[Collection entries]
* * * * *

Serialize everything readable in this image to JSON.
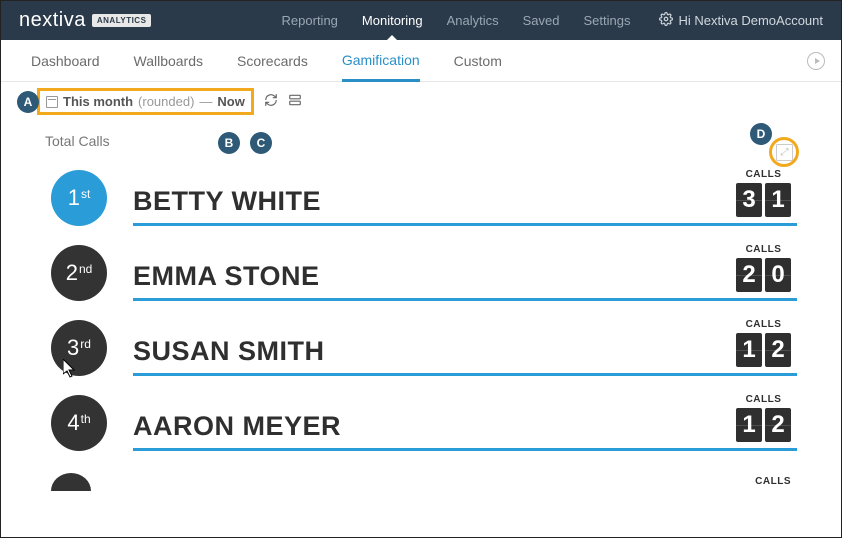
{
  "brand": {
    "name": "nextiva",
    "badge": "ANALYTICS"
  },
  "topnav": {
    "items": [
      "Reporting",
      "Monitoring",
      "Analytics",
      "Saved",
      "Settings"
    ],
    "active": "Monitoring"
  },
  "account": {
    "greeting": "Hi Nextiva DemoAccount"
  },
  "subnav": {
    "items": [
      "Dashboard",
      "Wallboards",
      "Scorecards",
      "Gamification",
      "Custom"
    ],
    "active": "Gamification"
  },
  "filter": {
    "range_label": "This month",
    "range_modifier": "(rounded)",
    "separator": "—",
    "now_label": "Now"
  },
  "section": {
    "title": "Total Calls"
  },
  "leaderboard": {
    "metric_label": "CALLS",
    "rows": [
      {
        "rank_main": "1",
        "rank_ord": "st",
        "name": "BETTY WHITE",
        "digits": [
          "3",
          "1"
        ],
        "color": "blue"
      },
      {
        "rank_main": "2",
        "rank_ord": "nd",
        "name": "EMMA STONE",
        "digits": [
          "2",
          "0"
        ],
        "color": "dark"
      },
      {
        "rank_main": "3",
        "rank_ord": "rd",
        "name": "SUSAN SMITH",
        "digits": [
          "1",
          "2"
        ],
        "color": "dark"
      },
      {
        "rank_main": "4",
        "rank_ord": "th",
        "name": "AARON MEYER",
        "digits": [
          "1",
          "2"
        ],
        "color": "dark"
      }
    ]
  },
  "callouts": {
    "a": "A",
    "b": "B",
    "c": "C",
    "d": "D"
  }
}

* * * * *

__Goal__.
Copy all lines of the material above where the string "Gamification" occurs.

__Solution to the problem__.
      "Gamification",
    "active": "Gamification"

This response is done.